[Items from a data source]
>> begin

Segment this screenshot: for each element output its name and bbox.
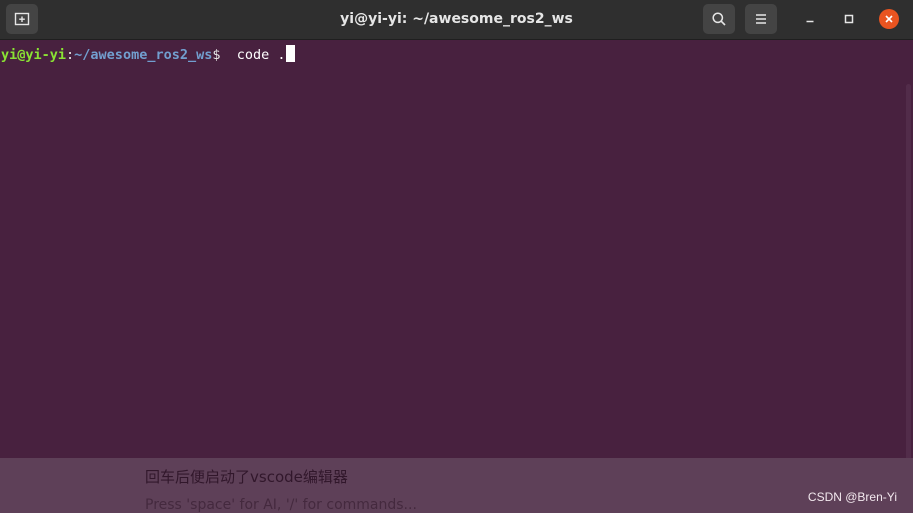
- search-icon: [712, 12, 726, 26]
- terminal-scrollbar[interactable]: [906, 84, 911, 498]
- watermark: CSDN @Bren-Yi: [807, 490, 897, 504]
- maximize-icon: [844, 14, 854, 24]
- menu-button[interactable]: [745, 4, 777, 34]
- search-button[interactable]: [703, 4, 735, 34]
- text-cursor: [285, 45, 295, 62]
- minimize-button[interactable]: [797, 6, 823, 32]
- hamburger-menu-icon: [756, 14, 766, 24]
- title-bar: yi@yi-yi: ~/awesome_ros2_ws: [0, 0, 913, 40]
- terminal-view[interactable]: yi@yi-yi:~/awesome_ros2_ws$ code .: [0, 40, 913, 498]
- prompt-colon: :: [66, 47, 75, 63]
- maximize-button[interactable]: [836, 6, 862, 32]
- editor-overlay: [0, 458, 913, 513]
- prompt-path: ~/awesome_ros2_ws: [74, 47, 213, 63]
- caption-text: 回车后便启动了vscode编辑器: [145, 468, 348, 486]
- close-button[interactable]: [876, 6, 902, 32]
- typed-command: code .: [236, 47, 286, 63]
- close-icon: [885, 15, 893, 23]
- prompt-line: yi@yi-yi:~/awesome_ros2_ws$ code .: [1, 45, 295, 64]
- prompt-user: yi@yi-yi: [1, 47, 67, 63]
- command-hint: Press 'space' for AI, '/' for commands..…: [145, 497, 417, 513]
- minimize-icon: [806, 20, 814, 23]
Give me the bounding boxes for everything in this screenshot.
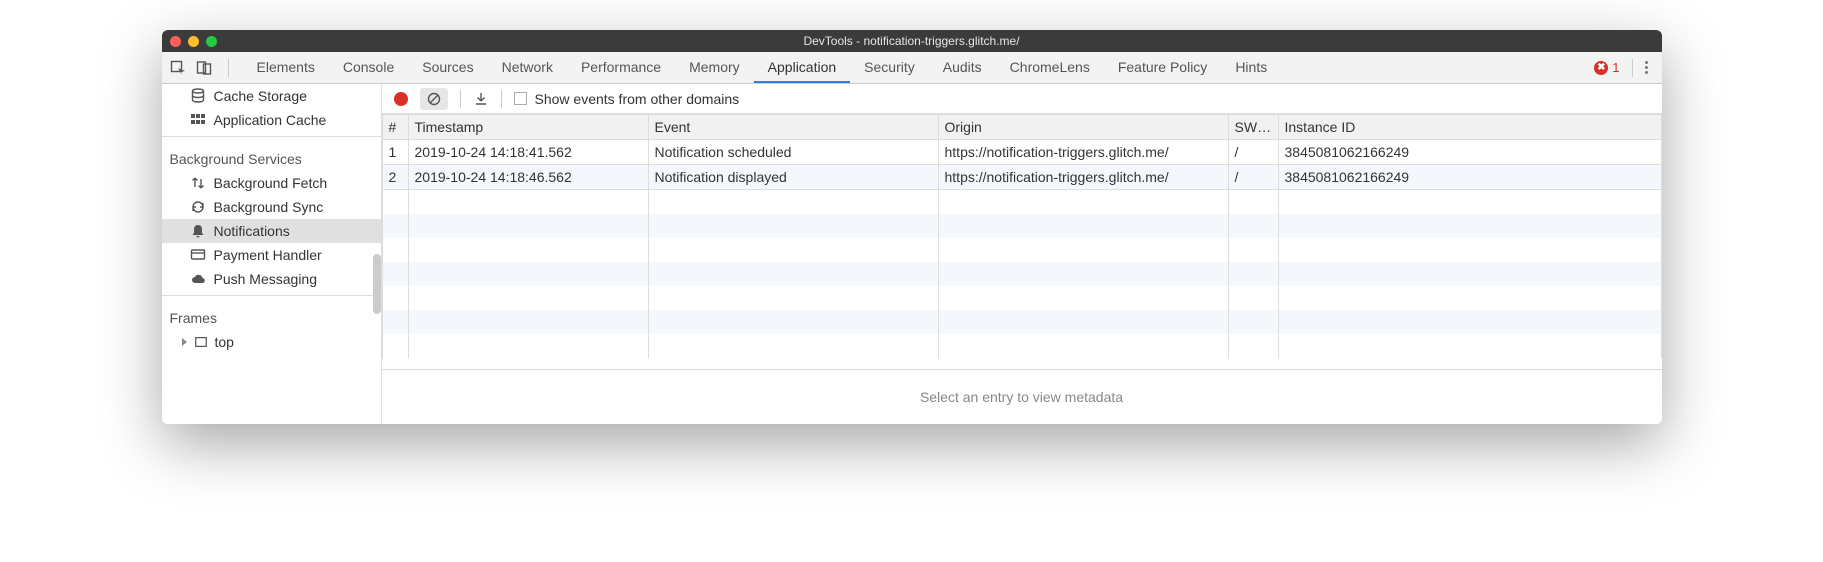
cell-ts: 2019-10-24 14:18:46.562 [408,165,648,190]
more-menu-button[interactable] [1639,55,1654,80]
sidebar-item-push-messaging[interactable]: Push Messaging [162,267,381,291]
sidebar-item-notifications[interactable]: Notifications [162,219,381,243]
clear-icon [426,91,442,107]
tab-elements[interactable]: Elements [243,52,329,83]
sidebar-item-label: Application Cache [214,112,327,128]
card-icon [190,247,206,263]
devtools-tabbar: ElementsConsoleSourcesNetworkPerformance… [162,52,1662,84]
sidebar-scrollbar[interactable] [373,254,381,314]
cell-or: https://notification-triggers.glitch.me/ [938,140,1228,165]
tab-network[interactable]: Network [488,52,567,83]
record-button[interactable] [390,88,412,110]
titlebar: DevTools - notification-triggers.glitch.… [162,30,1662,52]
inspect-element-icon[interactable] [170,60,186,76]
col-event[interactable]: Event [648,115,938,140]
bell-icon [190,223,206,239]
sidebar-item-label: Cache Storage [214,88,307,104]
sidebar-item-frame-top[interactable]: top [162,330,381,354]
cell-n: 1 [382,140,408,165]
expand-arrow-icon[interactable] [182,338,187,346]
tab-audits[interactable]: Audits [929,52,996,83]
cloud-icon [190,271,206,287]
transfer-icon [190,175,206,191]
error-count-value: 1 [1612,60,1619,75]
sync-icon [190,199,206,215]
cell-ev: Notification scheduled [648,140,938,165]
metadata-hint: Select an entry to view metadata [382,369,1662,424]
application-sidebar: Cache Storage Application Cache Backgrou… [162,84,382,424]
sidebar-section-frames: Frames [162,300,381,330]
tab-performance[interactable]: Performance [567,52,675,83]
frame-icon [193,334,209,350]
cell-id: 3845081062166249 [1278,140,1661,165]
notifications-toolbar: Show events from other domains [382,84,1662,114]
sidebar-item-application-cache[interactable]: Application Cache [162,108,381,132]
sidebar-item-label: Notifications [214,223,290,239]
table-header: # Timestamp Event Origin SW … Instance I… [382,115,1661,140]
tab-hints[interactable]: Hints [1221,52,1281,83]
tab-security[interactable]: Security [850,52,929,83]
grid-icon [190,112,206,128]
cell-sw: / [1228,140,1278,165]
sidebar-item-cache-storage[interactable]: Cache Storage [162,84,381,108]
table-row-empty [382,238,1661,262]
devtools-window: DevTools - notification-triggers.glitch.… [162,30,1662,424]
sidebar-item-label: Background Fetch [214,175,328,191]
table-row-empty [382,286,1661,310]
notifications-panel: Show events from other domains # Timesta… [382,84,1662,424]
separator [228,59,229,77]
show-other-domains-checkbox[interactable] [514,92,527,105]
table-row-empty [382,262,1661,286]
col-origin[interactable]: Origin [938,115,1228,140]
error-count[interactable]: ✖ 1 [1594,60,1625,75]
cell-n: 2 [382,165,408,190]
sidebar-item-label: top [215,334,234,350]
separator [1632,59,1633,77]
tab-sources[interactable]: Sources [408,52,487,83]
sidebar-item-background-fetch[interactable]: Background Fetch [162,171,381,195]
error-icon: ✖ [1594,61,1608,75]
col-timestamp[interactable]: Timestamp [408,115,648,140]
table-row-empty [382,214,1661,238]
window-title: DevTools - notification-triggers.glitch.… [162,34,1662,48]
device-toolbar-icon[interactable] [196,60,212,76]
sidebar-item-background-sync[interactable]: Background Sync [162,195,381,219]
tab-console[interactable]: Console [329,52,408,83]
table-row-empty [382,334,1661,358]
cell-sw: / [1228,165,1278,190]
show-other-domains-label: Show events from other domains [535,91,740,107]
table-row-empty [382,190,1661,215]
cell-ev: Notification displayed [648,165,938,190]
tab-feature-policy[interactable]: Feature Policy [1104,52,1221,83]
sidebar-item-label: Payment Handler [214,247,322,263]
cell-id: 3845081062166249 [1278,165,1661,190]
download-button[interactable] [473,91,489,107]
tab-memory[interactable]: Memory [675,52,754,83]
tab-chromelens[interactable]: ChromeLens [996,52,1104,83]
col-instance-id[interactable]: Instance ID [1278,115,1661,140]
sidebar-item-payment-handler[interactable]: Payment Handler [162,243,381,267]
col-sw-scope[interactable]: SW … [1228,115,1278,140]
sidebar-section-background-services: Background Services [162,141,381,171]
sidebar-item-label: Push Messaging [214,271,318,287]
table-row-empty [382,310,1661,334]
database-icon [190,88,206,104]
col-number[interactable]: # [382,115,408,140]
cell-ts: 2019-10-24 14:18:41.562 [408,140,648,165]
cell-or: https://notification-triggers.glitch.me/ [938,165,1228,190]
events-table: # Timestamp Event Origin SW … Instance I… [382,114,1662,369]
sidebar-item-label: Background Sync [214,199,324,215]
clear-button[interactable] [420,88,448,110]
tab-application[interactable]: Application [754,52,851,83]
table-row[interactable]: 12019-10-24 14:18:41.562Notification sch… [382,140,1661,165]
table-row[interactable]: 22019-10-24 14:18:46.562Notification dis… [382,165,1661,190]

>> end

> **Job**
Extract these lines word for word, leaving out the pictures.

> **Written solution**
Segment this screenshot: for each element output its name and bbox.
- search-icon: [712, 12, 726, 26]
- terminal-scrollbar[interactable]: [906, 84, 911, 498]
- watermark: CSDN @Bren-Yi: [807, 490, 897, 504]
- maximize-icon: [844, 14, 854, 24]
- menu-button[interactable]: [745, 4, 777, 34]
- search-button[interactable]: [703, 4, 735, 34]
- text-cursor: [285, 45, 295, 62]
- minimize-button[interactable]: [797, 6, 823, 32]
- hamburger-menu-icon: [756, 14, 766, 24]
- title-bar: yi@yi-yi: ~/awesome_ros2_ws: [0, 0, 913, 40]
- terminal-view[interactable]: yi@yi-yi:~/awesome_ros2_ws$ code .: [0, 40, 913, 498]
- prompt-colon: :: [66, 47, 75, 63]
- maximize-button[interactable]: [836, 6, 862, 32]
- editor-overlay: [0, 458, 913, 513]
- prompt-path: ~/awesome_ros2_ws: [74, 47, 213, 63]
- caption-text: 回车后便启动了vscode编辑器: [145, 468, 348, 486]
- close-button[interactable]: [876, 6, 902, 32]
- typed-command: code .: [236, 47, 286, 63]
- close-icon: [885, 15, 893, 23]
- prompt-line: yi@yi-yi:~/awesome_ros2_ws$ code .: [1, 45, 295, 64]
- prompt-user: yi@yi-yi: [1, 47, 67, 63]
- command-hint: Press 'space' for AI, '/' for commands..…: [145, 497, 417, 513]
- minimize-icon: [806, 20, 814, 23]
Give me the bounding boxes for everything in this screenshot.
cell-ts: 2019-10-24 14:18:46.562 [408,165,648,190]
more-menu-button[interactable] [1639,55,1654,80]
sidebar-item-push-messaging[interactable]: Push Messaging [162,267,381,291]
sidebar-item-notifications[interactable]: Notifications [162,219,381,243]
clear-icon [426,91,442,107]
tab-elements[interactable]: Elements [243,52,329,83]
sidebar-item-label: Application Cache [214,112,327,128]
card-icon [190,247,206,263]
devtools-tabbar: ElementsConsoleSourcesNetworkPerformance… [162,52,1662,84]
sidebar-scrollbar[interactable] [373,254,381,314]
cell-or: https://notification-triggers.glitch.me/ [938,140,1228,165]
tab-network[interactable]: Network [488,52,567,83]
record-button[interactable] [390,88,412,110]
titlebar: DevTools - notification-triggers.glitch.… [162,30,1662,52]
inspect-element-icon[interactable] [170,60,186,76]
col-event[interactable]: Event [648,115,938,140]
bell-icon [190,223,206,239]
sidebar-item-label: Cache Storage [214,88,307,104]
sidebar-item-frame-top[interactable]: top [162,330,381,354]
cell-n: 1 [382,140,408,165]
expand-arrow-icon[interactable] [182,338,187,346]
tab-audits[interactable]: Audits [929,52,996,83]
cloud-icon [190,271,206,287]
transfer-icon [190,175,206,191]
error-count-value: 1 [1612,60,1619,75]
sync-icon [190,199,206,215]
cell-ev: Notification scheduled [648,140,938,165]
metadata-hint: Select an entry to view metadata [382,369,1662,424]
application-sidebar: Cache Storage Application Cache Backgrou… [162,84,382,424]
sidebar-section-frames: Frames [162,300,381,330]
tab-performance[interactable]: Performance [567,52,675,83]
frame-icon [193,334,209,350]
cell-id: 3845081062166249 [1278,140,1661,165]
notifications-toolbar: Show events from other domains [382,84,1662,114]
sidebar-item-application-cache[interactable]: Application Cache [162,108,381,132]
sidebar-item-label: Notifications [214,223,290,239]
table-header: # Timestamp Event Origin SW … Instance I… [382,115,1661,140]
tab-hints[interactable]: Hints [1221,52,1281,83]
tab-security[interactable]: Security [850,52,929,83]
grid-icon [190,112,206,128]
cell-sw: / [1228,140,1278,165]
sidebar-item-cache-storage[interactable]: Cache Storage [162,84,381,108]
table-row-empty [382,238,1661,262]
devtools-window: DevTools - notification-triggers.glitch.… [162,30,1662,424]
sidebar-item-label: Background Fetch [214,175,328,191]
table-row-empty [382,286,1661,310]
notifications-panel: Show events from other domains # Timesta… [382,84,1662,424]
separator [228,59,229,77]
show-other-domains-checkbox[interactable] [514,92,527,105]
table-row-empty [382,262,1661,286]
col-origin[interactable]: Origin [938,115,1228,140]
error-count[interactable]: ✖ 1 [1594,60,1625,75]
cell-n: 2 [382,165,408,190]
sidebar-item-label: top [215,334,234,350]
separator [1632,59,1633,77]
tab-sources[interactable]: Sources [408,52,487,83]
sidebar-item-background-fetch[interactable]: Background Fetch [162,171,381,195]
error-icon: ✖ [1594,61,1608,75]
col-timestamp[interactable]: Timestamp [408,115,648,140]
table-row-empty [382,214,1661,238]
window-title: DevTools - notification-triggers.glitch.… [162,34,1662,48]
device-toolbar-icon[interactable] [196,60,212,76]
sidebar-item-background-sync[interactable]: Background Sync [162,195,381,219]
tab-console[interactable]: Console [329,52,408,83]
table-row-empty [382,334,1661,358]
cell-sw: / [1228,165,1278,190]
show-other-domains-label: Show events from other domains [535,91,740,107]
table-row-empty [382,190,1661,215]
cell-ev: Notification displayed [648,165,938,190]
tab-feature-policy[interactable]: Feature Policy [1104,52,1221,83]
sidebar-item-label: Payment Handler [214,247,322,263]
cell-id: 3845081062166249 [1278,165,1661,190]
download-button[interactable] [473,91,489,107]
tab-memory[interactable]: Memory [675,52,754,83]
tab-chromelens[interactable]: ChromeLens [996,52,1104,83]
col-instance-id[interactable]: Instance ID [1278,115,1661,140]
sidebar-item-payment-handler[interactable]: Payment Handler [162,243,381,267]
col-sw-scope[interactable]: SW … [1228,115,1278,140]
sidebar-section-background-services: Background Services [162,141,381,171]
sidebar-item-label: Push Messaging [214,271,318,287]
table-row-empty [382,310,1661,334]
database-icon [190,88,206,104]
col-number[interactable]: # [382,115,408,140]
cell-ts: 2019-10-24 14:18:41.562 [408,140,648,165]
cell-or: https://notification-triggers.glitch.me/ [938,165,1228,190]
events-table: # Timestamp Event Origin SW … Instance I… [382,114,1662,369]
sidebar-item-label: Background Sync [214,199,324,215]
clear-button[interactable] [420,88,448,110]
tab-application[interactable]: Application [754,52,851,83]
table-row[interactable]: 12019-10-24 14:18:41.562Notification sch… [382,140,1661,165]
table-row[interactable]: 22019-10-24 14:18:46.562Notification dis… [382,165,1661,190]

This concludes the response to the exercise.